Source data:
= = = = = = =

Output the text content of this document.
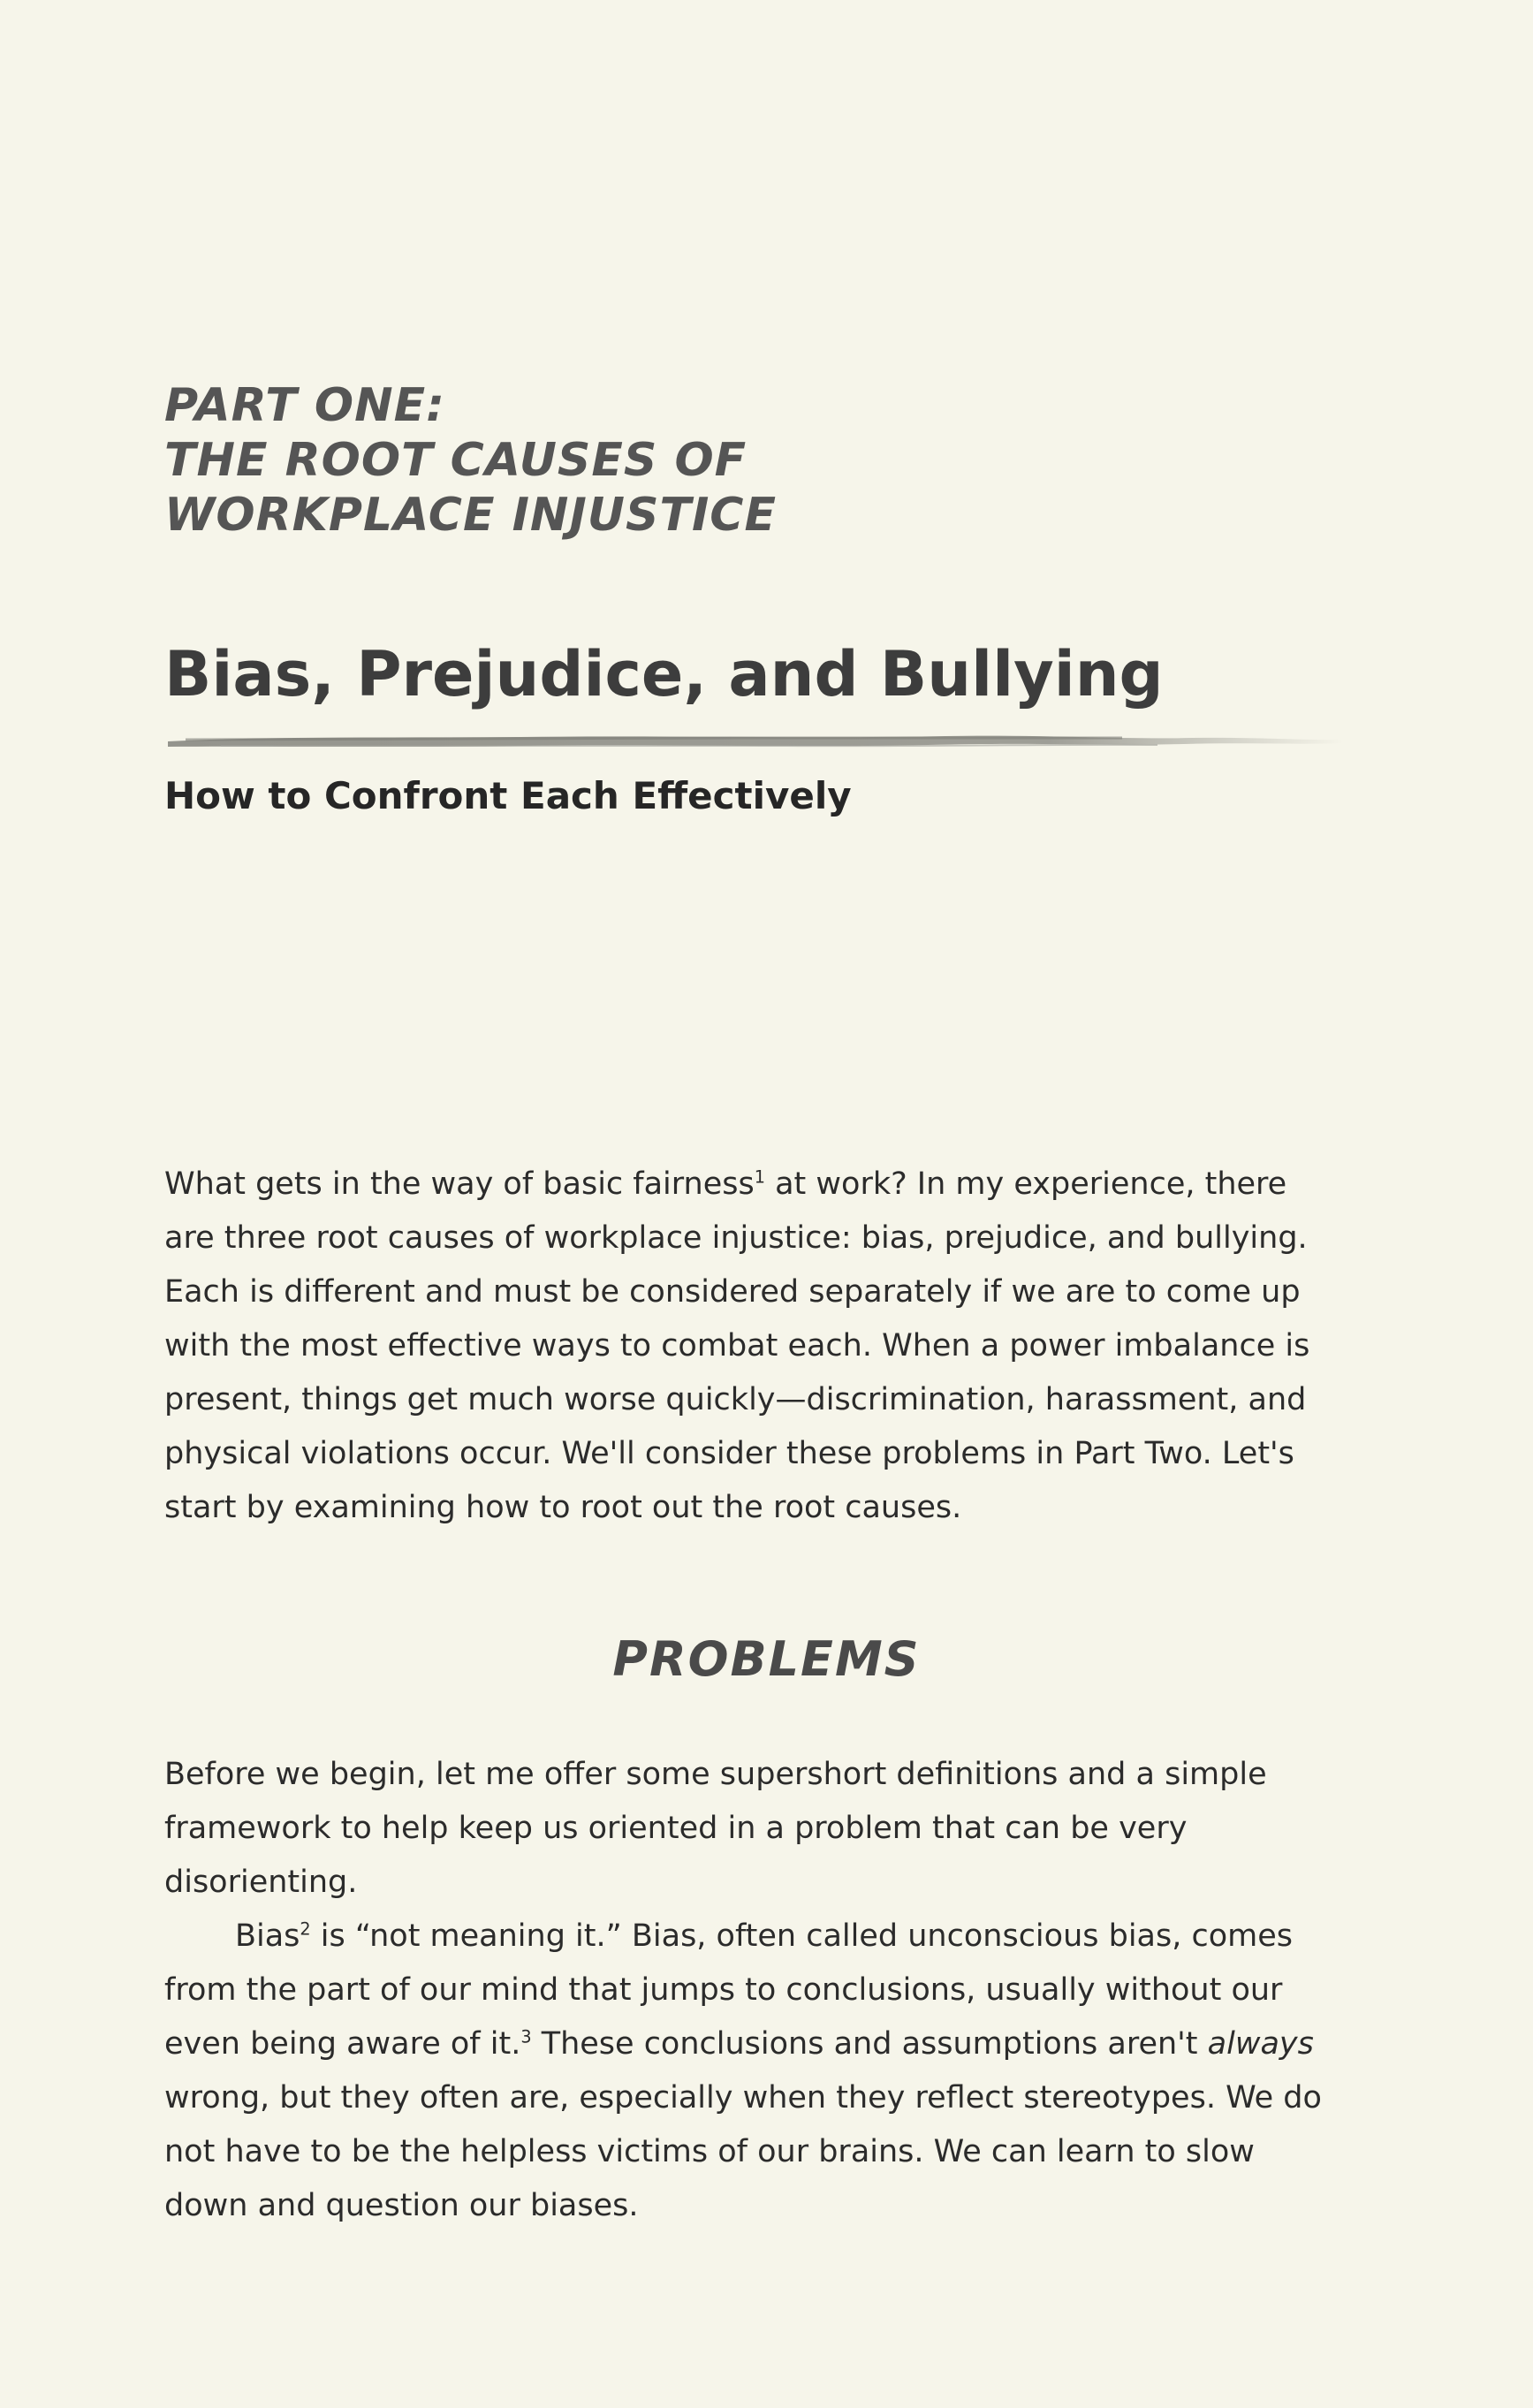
PART ONE:
THE ROOT CAUSES OF
WORKPLACE INJUSTICE
Bias, Prejudice, and Bullying
How to Confront Each Effectively

What gets in the way of basic fairness$^1$ at work? In my experience, there are three root causes of workplace injustice: bias, prejudice, and bullying. Each is different and must be considered separately if we are to come up with the most effective ways to combat each. When a power imbalance is present, things get much worse quickly—discrimination, harassment, and physical violations occur. We'll consider these problems in Part Two. Let's start by examining how to root out the root causes.

PROBLEMS

Before we begin, let me offer some supershort definitions and a simple framework to help keep us oriented in a problem that can be very disorienting.

Bias$^2$ is “not meaning it.” Bias, often called unconscious bias, comes from the part of our mind that jumps to conclusions, usually without our even being aware of it.$^3$ These conclusions and assumptions aren't always wrong, but they often are, especially when they reflect stereotypes. We do not have to be the helpless victims of our brains. We can learn to slow down and question our biases.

= = = = = = =

TASK BRIEF: Without including any pictures, print each record exactly.

EXERCISE ANSWER:
Output the text content of this document.
PART ONE:
THE ROOT CAUSES OF
WORKPLACE INJUSTICE
Bias, Prejudice, and Bullying
How to Confront Each Effectively

What gets in the way of basic fairness$^1$ at work? In my experience, there are three root causes of workplace injustice: bias, prejudice, and bullying. Each is different and must be considered separately if we are to come up with the most effective ways to combat each. When a power imbalance is present, things get much worse quickly—discrimination, harassment, and physical violations occur. We'll consider these problems in Part Two. Let's start by examining how to root out the root causes.

PROBLEMS

Before we begin, let me offer some supershort definitions and a simple framework to help keep us oriented in a problem that can be very disorienting.

Bias$^2$ is “not meaning it.” Bias, often called unconscious bias, comes from the part of our mind that jumps to conclusions, usually without our even being aware of it.$^3$ These conclusions and assumptions aren't always wrong, but they often are, especially when they reflect stereotypes. We do not have to be the helpless victims of our brains. We can learn to slow down and question our biases.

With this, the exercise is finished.